───── Dataset extract ─────
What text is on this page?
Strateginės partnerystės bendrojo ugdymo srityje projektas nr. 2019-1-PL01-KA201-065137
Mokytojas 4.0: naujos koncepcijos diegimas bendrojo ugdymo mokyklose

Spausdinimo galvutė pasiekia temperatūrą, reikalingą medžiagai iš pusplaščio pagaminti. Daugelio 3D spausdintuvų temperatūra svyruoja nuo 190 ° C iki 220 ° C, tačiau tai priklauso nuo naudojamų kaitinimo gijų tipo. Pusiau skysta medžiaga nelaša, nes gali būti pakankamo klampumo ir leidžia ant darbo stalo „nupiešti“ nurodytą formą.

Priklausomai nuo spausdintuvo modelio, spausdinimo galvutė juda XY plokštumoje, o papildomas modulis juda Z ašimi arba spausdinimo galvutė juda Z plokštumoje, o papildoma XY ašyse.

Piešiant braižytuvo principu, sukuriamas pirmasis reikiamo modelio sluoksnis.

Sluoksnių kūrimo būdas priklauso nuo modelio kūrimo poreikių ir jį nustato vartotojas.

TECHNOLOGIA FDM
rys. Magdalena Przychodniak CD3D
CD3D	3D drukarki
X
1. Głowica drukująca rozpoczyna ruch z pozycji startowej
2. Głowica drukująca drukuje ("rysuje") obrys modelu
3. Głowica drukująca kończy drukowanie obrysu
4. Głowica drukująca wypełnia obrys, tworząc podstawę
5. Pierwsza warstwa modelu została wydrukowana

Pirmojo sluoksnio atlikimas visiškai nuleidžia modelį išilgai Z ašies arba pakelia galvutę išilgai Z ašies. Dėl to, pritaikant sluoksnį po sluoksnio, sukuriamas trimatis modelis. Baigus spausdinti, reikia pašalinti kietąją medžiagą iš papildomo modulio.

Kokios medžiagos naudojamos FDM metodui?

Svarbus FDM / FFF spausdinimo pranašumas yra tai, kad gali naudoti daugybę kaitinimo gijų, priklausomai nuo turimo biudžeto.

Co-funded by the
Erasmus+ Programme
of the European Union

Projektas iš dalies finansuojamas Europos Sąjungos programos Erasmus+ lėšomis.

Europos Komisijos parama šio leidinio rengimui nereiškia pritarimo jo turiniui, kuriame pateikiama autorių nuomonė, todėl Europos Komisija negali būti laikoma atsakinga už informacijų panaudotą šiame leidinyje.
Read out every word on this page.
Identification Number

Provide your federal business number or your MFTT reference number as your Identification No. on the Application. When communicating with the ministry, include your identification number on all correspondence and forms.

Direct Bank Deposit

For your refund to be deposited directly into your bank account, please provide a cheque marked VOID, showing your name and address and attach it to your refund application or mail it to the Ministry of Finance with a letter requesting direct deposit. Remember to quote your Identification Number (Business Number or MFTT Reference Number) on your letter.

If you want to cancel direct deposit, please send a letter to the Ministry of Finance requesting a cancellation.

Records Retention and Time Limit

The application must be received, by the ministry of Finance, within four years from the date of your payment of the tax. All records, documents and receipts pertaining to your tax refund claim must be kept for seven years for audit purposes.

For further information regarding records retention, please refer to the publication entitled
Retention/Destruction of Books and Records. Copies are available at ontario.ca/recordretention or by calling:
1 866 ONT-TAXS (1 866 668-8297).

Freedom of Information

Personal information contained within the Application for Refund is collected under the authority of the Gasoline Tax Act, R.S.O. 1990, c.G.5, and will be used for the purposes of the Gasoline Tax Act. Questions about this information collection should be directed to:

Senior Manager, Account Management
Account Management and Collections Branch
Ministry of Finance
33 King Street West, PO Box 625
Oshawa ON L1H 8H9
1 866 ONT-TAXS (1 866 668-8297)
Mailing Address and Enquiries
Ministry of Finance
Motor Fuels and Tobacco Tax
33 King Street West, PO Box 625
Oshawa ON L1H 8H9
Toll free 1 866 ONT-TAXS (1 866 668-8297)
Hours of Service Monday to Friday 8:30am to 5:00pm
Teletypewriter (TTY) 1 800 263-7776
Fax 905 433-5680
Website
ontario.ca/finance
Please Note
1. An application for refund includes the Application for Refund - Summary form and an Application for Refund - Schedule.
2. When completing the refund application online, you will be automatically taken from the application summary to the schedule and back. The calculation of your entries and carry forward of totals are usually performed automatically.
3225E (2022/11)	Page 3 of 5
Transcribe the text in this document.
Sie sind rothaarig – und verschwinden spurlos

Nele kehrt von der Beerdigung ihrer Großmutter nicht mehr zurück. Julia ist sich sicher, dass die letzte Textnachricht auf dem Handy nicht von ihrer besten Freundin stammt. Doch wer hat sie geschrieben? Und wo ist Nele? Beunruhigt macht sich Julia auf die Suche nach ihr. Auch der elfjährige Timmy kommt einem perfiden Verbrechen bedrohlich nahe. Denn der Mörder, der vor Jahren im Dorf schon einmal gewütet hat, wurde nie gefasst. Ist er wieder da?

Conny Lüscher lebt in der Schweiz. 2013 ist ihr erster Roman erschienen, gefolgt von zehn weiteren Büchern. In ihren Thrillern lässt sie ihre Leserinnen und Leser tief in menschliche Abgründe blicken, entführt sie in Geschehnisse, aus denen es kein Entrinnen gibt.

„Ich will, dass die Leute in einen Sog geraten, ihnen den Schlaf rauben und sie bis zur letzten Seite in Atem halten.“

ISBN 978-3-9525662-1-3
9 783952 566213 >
─────
───── Dataset extract ─────
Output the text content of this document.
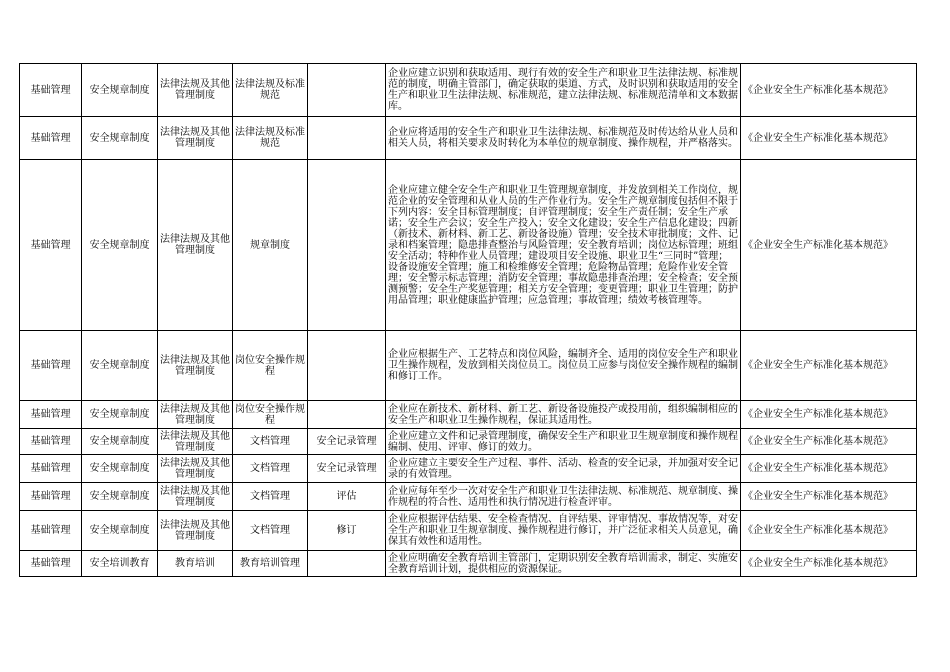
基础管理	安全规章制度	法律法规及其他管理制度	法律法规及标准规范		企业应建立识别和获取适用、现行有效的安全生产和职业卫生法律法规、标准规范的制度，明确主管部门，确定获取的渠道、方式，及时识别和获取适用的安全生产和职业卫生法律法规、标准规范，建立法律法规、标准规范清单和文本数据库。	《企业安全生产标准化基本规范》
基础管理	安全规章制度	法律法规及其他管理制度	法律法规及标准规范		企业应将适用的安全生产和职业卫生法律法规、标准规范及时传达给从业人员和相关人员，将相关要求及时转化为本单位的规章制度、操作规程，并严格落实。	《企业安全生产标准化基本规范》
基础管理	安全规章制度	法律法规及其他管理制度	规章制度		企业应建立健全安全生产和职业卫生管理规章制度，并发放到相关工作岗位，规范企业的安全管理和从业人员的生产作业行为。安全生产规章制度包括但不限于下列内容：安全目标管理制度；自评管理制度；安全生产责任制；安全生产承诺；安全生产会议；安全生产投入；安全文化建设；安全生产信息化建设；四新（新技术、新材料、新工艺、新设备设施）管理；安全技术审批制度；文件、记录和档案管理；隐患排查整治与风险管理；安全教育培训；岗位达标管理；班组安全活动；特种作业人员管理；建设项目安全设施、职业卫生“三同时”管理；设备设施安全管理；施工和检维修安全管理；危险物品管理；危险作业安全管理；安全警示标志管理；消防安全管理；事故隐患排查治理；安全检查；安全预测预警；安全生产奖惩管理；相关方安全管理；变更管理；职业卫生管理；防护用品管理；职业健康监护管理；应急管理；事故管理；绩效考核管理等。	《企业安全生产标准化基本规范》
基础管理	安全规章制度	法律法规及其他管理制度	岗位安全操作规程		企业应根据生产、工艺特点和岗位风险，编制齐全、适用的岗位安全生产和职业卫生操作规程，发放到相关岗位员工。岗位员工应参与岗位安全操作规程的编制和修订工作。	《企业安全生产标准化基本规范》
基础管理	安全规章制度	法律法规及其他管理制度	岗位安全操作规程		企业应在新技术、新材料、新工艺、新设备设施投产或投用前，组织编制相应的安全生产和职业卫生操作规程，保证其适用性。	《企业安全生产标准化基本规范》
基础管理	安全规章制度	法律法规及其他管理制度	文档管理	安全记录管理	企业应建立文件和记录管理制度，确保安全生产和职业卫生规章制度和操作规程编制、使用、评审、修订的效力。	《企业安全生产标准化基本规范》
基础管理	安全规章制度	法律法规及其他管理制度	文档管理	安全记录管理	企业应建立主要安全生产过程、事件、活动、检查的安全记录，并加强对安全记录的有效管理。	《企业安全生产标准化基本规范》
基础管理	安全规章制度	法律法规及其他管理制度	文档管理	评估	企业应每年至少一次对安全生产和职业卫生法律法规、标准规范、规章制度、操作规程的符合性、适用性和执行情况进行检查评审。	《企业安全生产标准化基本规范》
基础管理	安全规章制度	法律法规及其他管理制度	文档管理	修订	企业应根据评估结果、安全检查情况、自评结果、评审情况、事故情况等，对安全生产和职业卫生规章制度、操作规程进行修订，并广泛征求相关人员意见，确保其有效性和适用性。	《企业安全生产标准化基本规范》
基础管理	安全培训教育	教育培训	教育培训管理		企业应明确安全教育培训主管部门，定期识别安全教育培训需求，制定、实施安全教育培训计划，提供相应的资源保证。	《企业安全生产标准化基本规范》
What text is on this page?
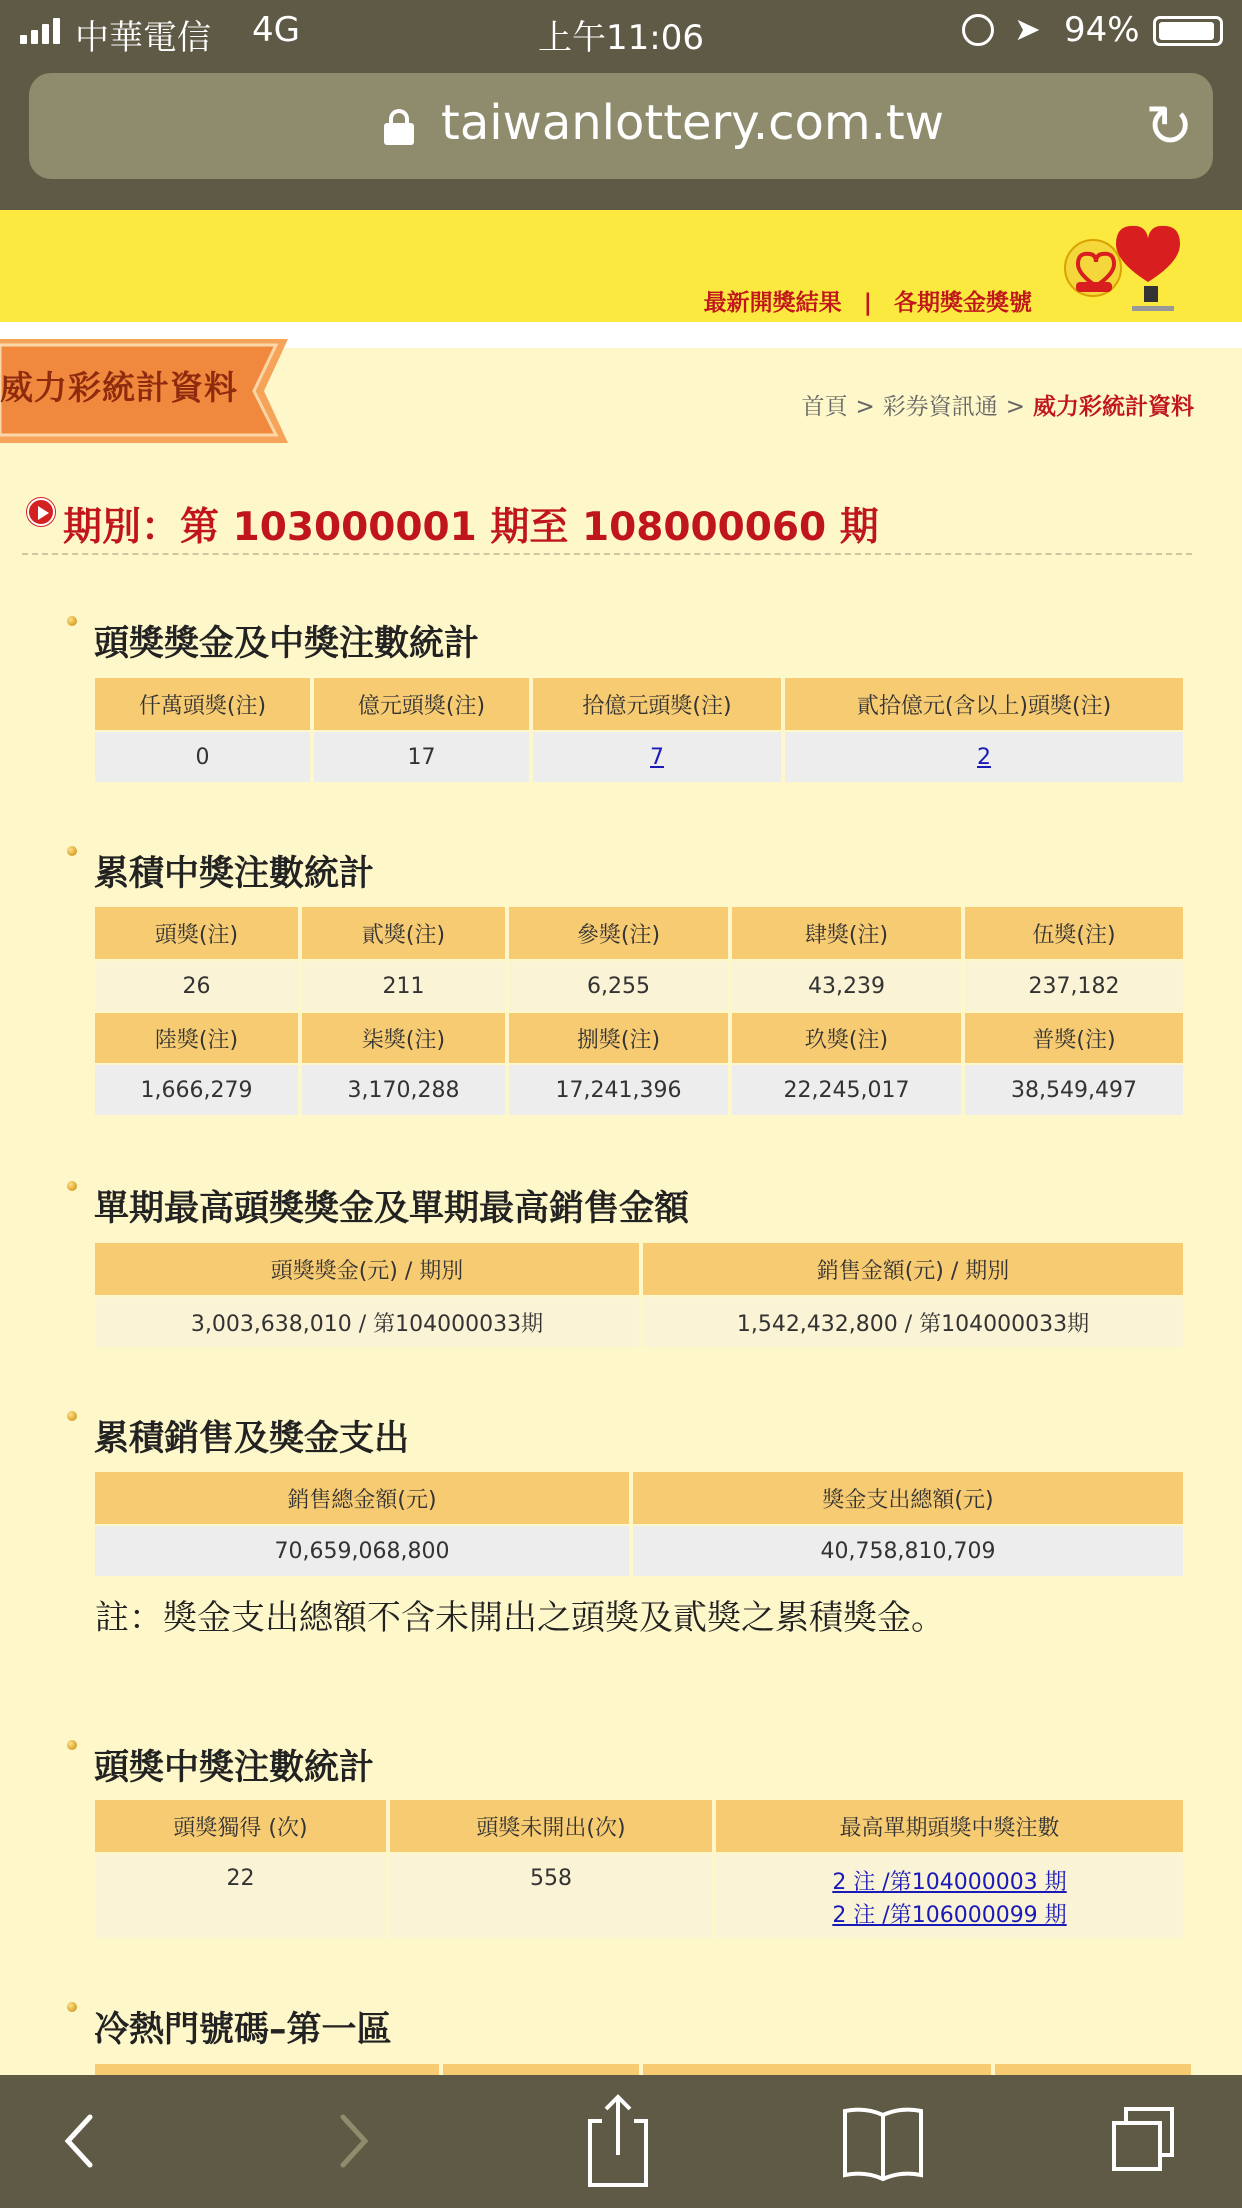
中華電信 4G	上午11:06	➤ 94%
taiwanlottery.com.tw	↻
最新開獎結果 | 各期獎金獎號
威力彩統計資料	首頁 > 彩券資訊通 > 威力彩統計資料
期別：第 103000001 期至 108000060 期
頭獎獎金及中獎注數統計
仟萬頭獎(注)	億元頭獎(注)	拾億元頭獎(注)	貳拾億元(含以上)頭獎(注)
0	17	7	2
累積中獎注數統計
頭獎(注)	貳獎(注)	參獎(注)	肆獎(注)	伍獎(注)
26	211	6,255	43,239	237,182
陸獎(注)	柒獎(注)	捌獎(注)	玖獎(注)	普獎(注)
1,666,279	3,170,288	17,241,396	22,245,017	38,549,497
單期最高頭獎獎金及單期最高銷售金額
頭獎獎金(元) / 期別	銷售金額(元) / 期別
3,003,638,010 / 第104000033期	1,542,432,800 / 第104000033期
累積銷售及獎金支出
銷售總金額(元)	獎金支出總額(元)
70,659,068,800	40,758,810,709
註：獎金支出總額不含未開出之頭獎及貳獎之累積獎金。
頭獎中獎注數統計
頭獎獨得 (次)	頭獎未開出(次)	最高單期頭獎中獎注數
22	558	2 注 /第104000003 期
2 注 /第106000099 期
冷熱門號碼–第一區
─────
What the task requires: Extract each line from the listing that holds the word "dass".

The solution:
Nele kehrt von der Beerdigung ihrer Großmutter nicht mehr zurück. Julia ist sich sicher, dass die letzte Textnachricht auf dem Handy nicht von ihrer besten Freundin stammt. Doch wer hat sie geschrieben? Und wo ist Nele? Beunruhigt macht sich Julia auf die Suche nach ihr. Auch der elfjährige Timmy kommt einem perfiden Verbrechen bedrohlich nahe. Denn der Mörder, der vor Jahren im Dorf schon einmal gewütet hat, wurde nie gefasst. Ist er wieder da?
„Ich will, dass die Leute in einen Sog geraten, ihnen den Schlaf rauben und sie bis zur letzten Seite in Atem halten.“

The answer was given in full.